• THE PROBLEM: Pick out the lines containing "control".

• Chart and figure data:

◆ ◆ ◆ ◆ ◆

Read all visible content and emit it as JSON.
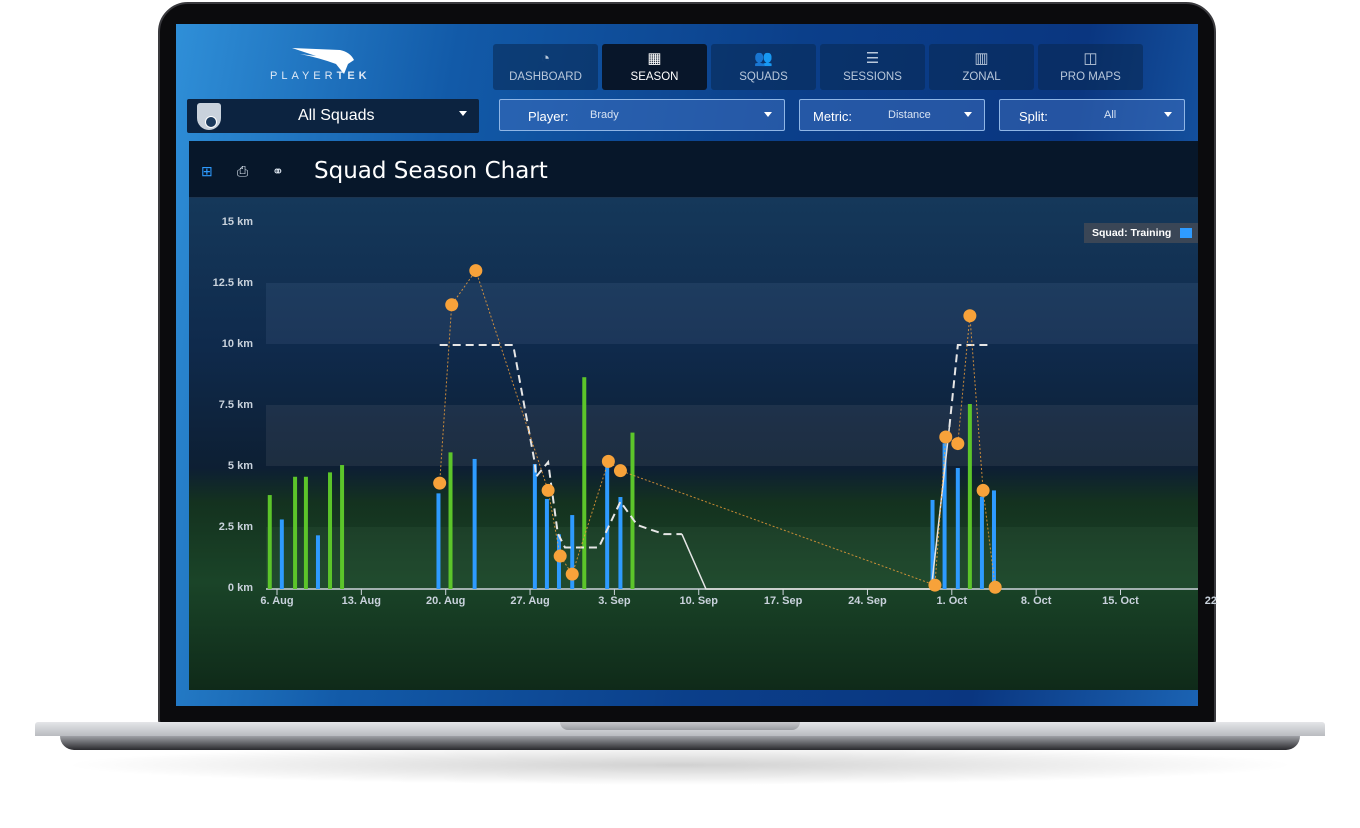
{
  "app": {
    "brand_left": "PLAYER",
    "brand_right": "TEK"
  },
  "nav": [
    {
      "label": "DASHBOARD",
      "icon": "gauge-icon",
      "glyph": "◔",
      "active": false
    },
    {
      "label": "SEASON",
      "icon": "calendar-icon",
      "glyph": "▦",
      "active": true
    },
    {
      "label": "SQUADS",
      "icon": "users-icon",
      "glyph": "👥",
      "active": false
    },
    {
      "label": "SESSIONS",
      "icon": "list-icon",
      "glyph": "☰",
      "active": false
    },
    {
      "label": "ZONAL",
      "icon": "bar-chart-icon",
      "glyph": "▥",
      "active": false
    },
    {
      "label": "PRO MAPS",
      "icon": "columns-icon",
      "glyph": "◫",
      "active": false
    }
  ],
  "filters": {
    "squad": "All Squads",
    "player_label": "Player:",
    "player_value": "Brady",
    "metric_label": "Metric:",
    "metric_value": "Distance",
    "split_label": "Split:",
    "split_value": "All"
  },
  "panel": {
    "title": "Squad Season Chart"
  },
  "chart_data": {
    "type": "bar",
    "title": "Squad Season Chart",
    "ylabel": "Distance",
    "ylim": [
      0,
      15
    ],
    "yticks": [
      "0 km",
      "2.5 km",
      "5 km",
      "7.5 km",
      "10 km",
      "12.5 km",
      "15 km"
    ],
    "xticks": [
      "6. Aug",
      "13. Aug",
      "20. Aug",
      "27. Aug",
      "3. Sep",
      "10. Sep",
      "17. Sep",
      "24. Sep",
      "1. Oct",
      "8. Oct",
      "15. Oct",
      "22"
    ],
    "x_unit": "days since 6 Aug",
    "legend": {
      "label": "Squad: Training",
      "color": "#2e9bff",
      "placement": "top-right"
    },
    "colors": {
      "training": "#2e9bff",
      "match": "#5cc52a",
      "player": "#f7a23a",
      "avg": "#e6e6e6"
    },
    "bars": [
      {
        "day": -0.6,
        "value": 3.85,
        "kind": "match"
      },
      {
        "day": 0.4,
        "value": 2.85,
        "kind": "training"
      },
      {
        "day": 1.5,
        "value": 4.6,
        "kind": "match"
      },
      {
        "day": 2.4,
        "value": 4.6,
        "kind": "match"
      },
      {
        "day": 3.4,
        "value": 2.2,
        "kind": "training"
      },
      {
        "day": 4.4,
        "value": 4.78,
        "kind": "match"
      },
      {
        "day": 5.4,
        "value": 5.08,
        "kind": "match"
      },
      {
        "day": 13.4,
        "value": 3.92,
        "kind": "training"
      },
      {
        "day": 14.4,
        "value": 5.6,
        "kind": "match"
      },
      {
        "day": 16.4,
        "value": 5.33,
        "kind": "training"
      },
      {
        "day": 21.4,
        "value": 5.12,
        "kind": "training"
      },
      {
        "day": 22.4,
        "value": 3.69,
        "kind": "training"
      },
      {
        "day": 23.4,
        "value": 2.24,
        "kind": "training"
      },
      {
        "day": 24.5,
        "value": 3.03,
        "kind": "training"
      },
      {
        "day": 25.5,
        "value": 8.68,
        "kind": "match"
      },
      {
        "day": 27.4,
        "value": 5.01,
        "kind": "training"
      },
      {
        "day": 28.5,
        "value": 3.77,
        "kind": "training"
      },
      {
        "day": 29.5,
        "value": 6.41,
        "kind": "match"
      },
      {
        "day": 54.4,
        "value": 3.65,
        "kind": "training"
      },
      {
        "day": 55.4,
        "value": 5.97,
        "kind": "training"
      },
      {
        "day": 56.5,
        "value": 4.96,
        "kind": "training"
      },
      {
        "day": 57.5,
        "value": 7.58,
        "kind": "match"
      },
      {
        "day": 58.5,
        "value": 3.78,
        "kind": "training"
      },
      {
        "day": 59.5,
        "value": 4.04,
        "kind": "training"
      }
    ],
    "player_points": [
      [
        13.5,
        4.34
      ],
      [
        14.5,
        11.65
      ],
      [
        16.5,
        13.05
      ],
      [
        22.5,
        4.04
      ],
      [
        23.5,
        1.35
      ],
      [
        24.5,
        0.61
      ],
      [
        27.5,
        5.23
      ],
      [
        28.5,
        4.85
      ],
      [
        54.6,
        0.16
      ],
      [
        55.5,
        6.23
      ],
      [
        56.5,
        5.96
      ],
      [
        57.5,
        11.2
      ],
      [
        58.6,
        4.04
      ],
      [
        59.6,
        0.07
      ]
    ],
    "avg_dashed": [
      [
        [
          13.5,
          10
        ],
        [
          19.6,
          10
        ],
        [
          21.4,
          5.15
        ],
        [
          21.5,
          4.6
        ],
        [
          22.5,
          5.2
        ],
        [
          23.3,
          2.28
        ],
        [
          23.9,
          1.7
        ],
        [
          26.7,
          1.7
        ],
        [
          28.5,
          3.58
        ],
        [
          29.9,
          2.62
        ],
        [
          32.1,
          2.25
        ],
        [
          33.6,
          2.25
        ]
      ],
      [
        [
          55.8,
          6.64
        ],
        [
          56.5,
          10
        ],
        [
          59.2,
          10
        ]
      ]
    ],
    "avg_solid": [
      [
        33.6,
        2.25
      ],
      [
        35.6,
        0
      ],
      [
        54.3,
        0
      ],
      [
        55.8,
        6.64
      ]
    ],
    "baseline_end_day": 76
  }
}
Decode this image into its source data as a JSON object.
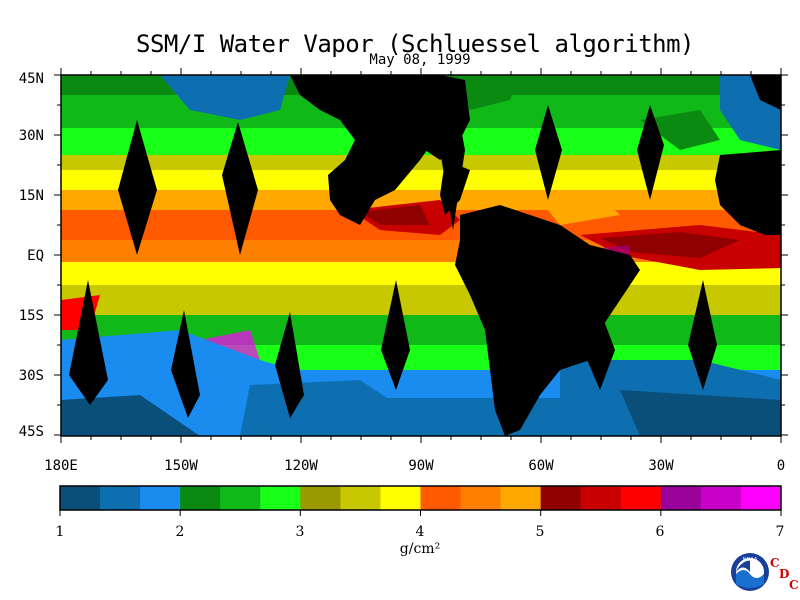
{
  "title": "SSM/I Water Vapor (Schluessel algorithm)",
  "subtitle": "May 08, 1999",
  "lat_labels": [
    "45N",
    "30N",
    "15N",
    "EQ",
    "15S",
    "30S",
    "45S"
  ],
  "lon_labels": [
    "180E",
    "150W",
    "120W",
    "90W",
    "60W",
    "30W",
    "0"
  ],
  "colorbar": {
    "ticks": [
      "1",
      "2",
      "3",
      "4",
      "5",
      "6",
      "7"
    ],
    "units": "g/cm²",
    "colors": [
      "#0a4f7a",
      "#0d6fb0",
      "#1a8cf0",
      "#0a8a10",
      "#10b818",
      "#18ff18",
      "#9a9a00",
      "#c8c800",
      "#ffff00",
      "#ff5a00",
      "#ff8000",
      "#ffa800",
      "#900000",
      "#c80000",
      "#ff0000",
      "#9a009a",
      "#c800c8",
      "#ff00ff"
    ]
  },
  "logo": {
    "text": "NOAA",
    "cdc_letters": [
      "C",
      "D",
      "C"
    ]
  }
}
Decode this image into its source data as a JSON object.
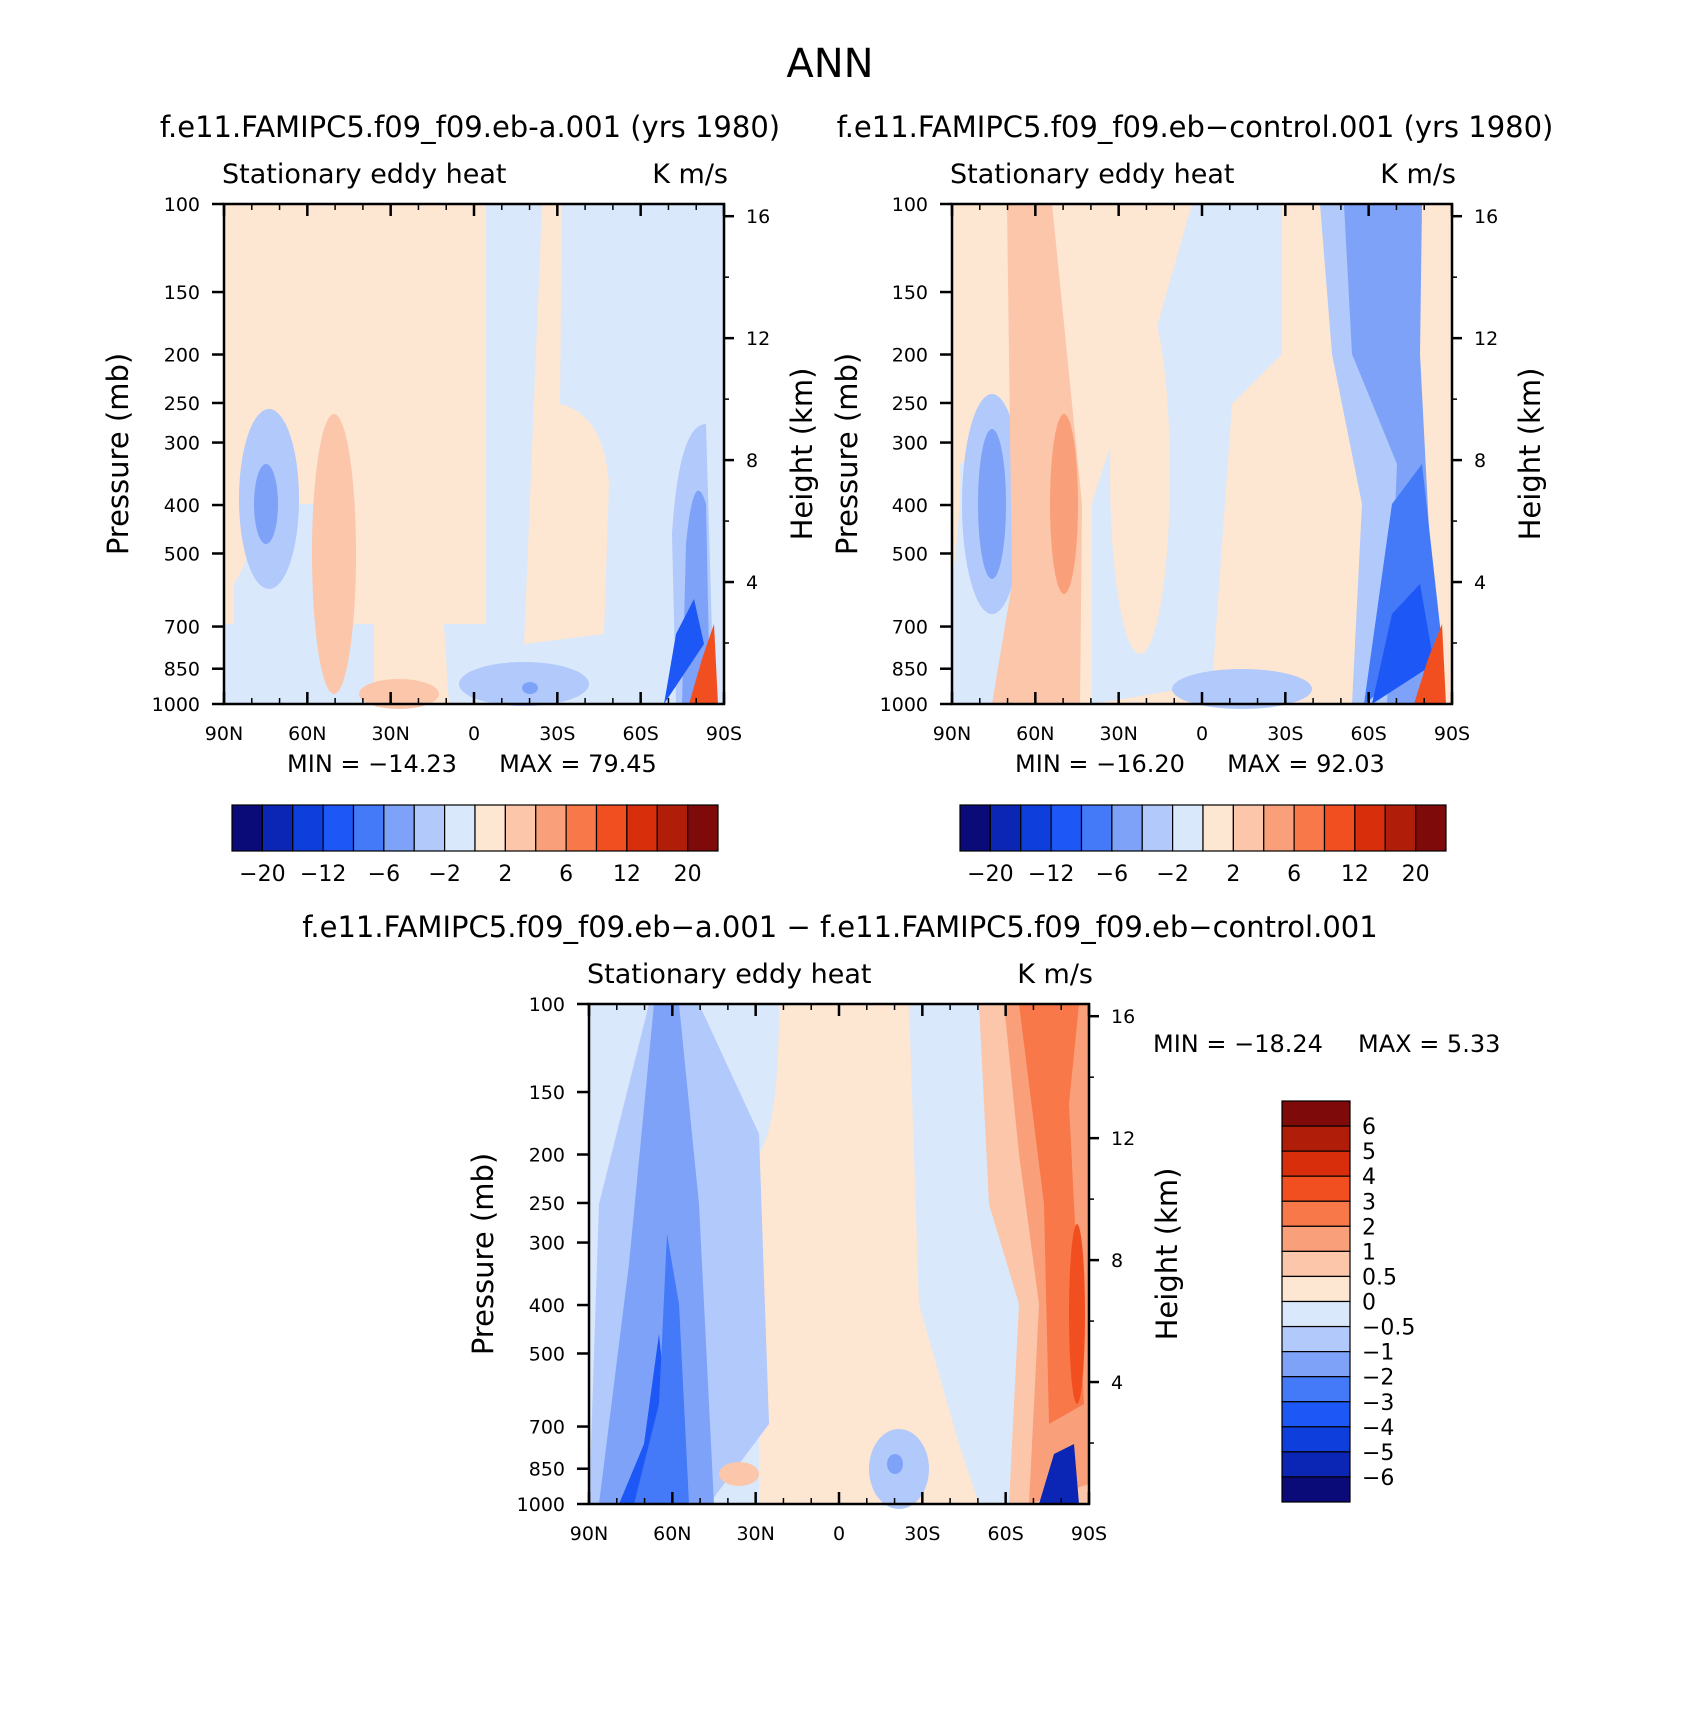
{
  "figure_title": "ANN",
  "colors": {
    "blue_scale": [
      "#0a0a78",
      "#0b26b4",
      "#0e3fdc",
      "#1d57f5",
      "#4479f7",
      "#7da2f8",
      "#b1c9fb",
      "#d9e8fb"
    ],
    "red_scale": [
      "#fde6d2",
      "#fbc6aa",
      "#f9a07a",
      "#f8784a",
      "#f24f21",
      "#d92e0b",
      "#b01e0a",
      "#7e0a0a"
    ]
  },
  "chart_data": [
    {
      "type": "contour",
      "case": "f.e11.FAMIPC5.f09_f09.eb-a.001 (yrs 1980)",
      "variable": "Stationary eddy heat",
      "units": "K m/s",
      "ylabel": "Pressure (mb)",
      "ylabel_right": "Height (km)",
      "x_ticks": [
        "90N",
        "60N",
        "30N",
        "0",
        "30S",
        "60S",
        "90S"
      ],
      "x_values": [
        90,
        60,
        30,
        0,
        -30,
        -60,
        -90
      ],
      "y_ticks": [
        "100",
        "150",
        "200",
        "250",
        "300",
        "400",
        "500",
        "700",
        "850",
        "1000"
      ],
      "y_values": [
        100,
        150,
        200,
        250,
        300,
        400,
        500,
        700,
        850,
        1000
      ],
      "height_ticks": [
        "16",
        "12",
        "8",
        "4"
      ],
      "height_values": [
        16,
        12,
        8,
        4
      ],
      "min_label": "MIN = −14.23",
      "max_label": "MAX =   79.45",
      "min": -14.23,
      "max": 79.45,
      "colorbar_labels": [
        "−20",
        "−12",
        "−6",
        "−2",
        "2",
        "6",
        "12",
        "20"
      ],
      "colorbar_levels": [
        -20,
        -16,
        -12,
        -8,
        -6,
        -4,
        -2,
        0,
        2,
        4,
        6,
        8,
        12,
        16,
        20
      ]
    },
    {
      "type": "contour",
      "case": "f.e11.FAMIPC5.f09_f09.eb−control.001 (yrs 1980)",
      "variable": "Stationary eddy heat",
      "units": "K m/s",
      "ylabel": "Pressure (mb)",
      "ylabel_right": "Height (km)",
      "x_ticks": [
        "90N",
        "60N",
        "30N",
        "0",
        "30S",
        "60S",
        "90S"
      ],
      "x_values": [
        90,
        60,
        30,
        0,
        -30,
        -60,
        -90
      ],
      "y_ticks": [
        "100",
        "150",
        "200",
        "250",
        "300",
        "400",
        "500",
        "700",
        "850",
        "1000"
      ],
      "y_values": [
        100,
        150,
        200,
        250,
        300,
        400,
        500,
        700,
        850,
        1000
      ],
      "height_ticks": [
        "16",
        "12",
        "8",
        "4"
      ],
      "height_values": [
        16,
        12,
        8,
        4
      ],
      "min_label": "MIN = −16.20",
      "max_label": "MAX =   92.03",
      "min": -16.2,
      "max": 92.03,
      "colorbar_labels": [
        "−20",
        "−12",
        "−6",
        "−2",
        "2",
        "6",
        "12",
        "20"
      ],
      "colorbar_levels": [
        -20,
        -16,
        -12,
        -8,
        -6,
        -4,
        -2,
        0,
        2,
        4,
        6,
        8,
        12,
        16,
        20
      ]
    },
    {
      "type": "contour",
      "case": "f.e11.FAMIPC5.f09_f09.eb−a.001 − f.e11.FAMIPC5.f09_f09.eb−control.001",
      "variable": "Stationary eddy heat",
      "units": "K m/s",
      "ylabel": "Pressure (mb)",
      "ylabel_right": "Height (km)",
      "x_ticks": [
        "90N",
        "60N",
        "30N",
        "0",
        "30S",
        "60S",
        "90S"
      ],
      "x_values": [
        90,
        60,
        30,
        0,
        -30,
        -60,
        -90
      ],
      "y_ticks": [
        "100",
        "150",
        "200",
        "250",
        "300",
        "400",
        "500",
        "700",
        "850",
        "1000"
      ],
      "y_values": [
        100,
        150,
        200,
        250,
        300,
        400,
        500,
        700,
        850,
        1000
      ],
      "height_ticks": [
        "16",
        "12",
        "8",
        "4"
      ],
      "height_values": [
        16,
        12,
        8,
        4
      ],
      "min_label": "MIN = −18.24",
      "max_label": "MAX =    5.33",
      "min": -18.24,
      "max": 5.33,
      "colorbar_labels": [
        "6",
        "5",
        "4",
        "3",
        "2",
        "1",
        "0.5",
        "0",
        "−0.5",
        "−1",
        "−2",
        "−3",
        "−4",
        "−5",
        "−6"
      ],
      "colorbar_levels": [
        -6,
        -5,
        -4,
        -3,
        -2,
        -1,
        -0.5,
        0,
        0.5,
        1,
        2,
        3,
        4,
        5,
        6
      ]
    }
  ]
}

◆ ◆ ◆ ◆ ◆

• WRITTEN ANSWER:
      "case": "f.e11.FAMIPC5.f09_f09.eb−control.001 (yrs 1980)",
      "case": "f.e11.FAMIPC5.f09_f09.eb−a.001 − f.e11.FAMIPC5.f09_f09.eb−control.001",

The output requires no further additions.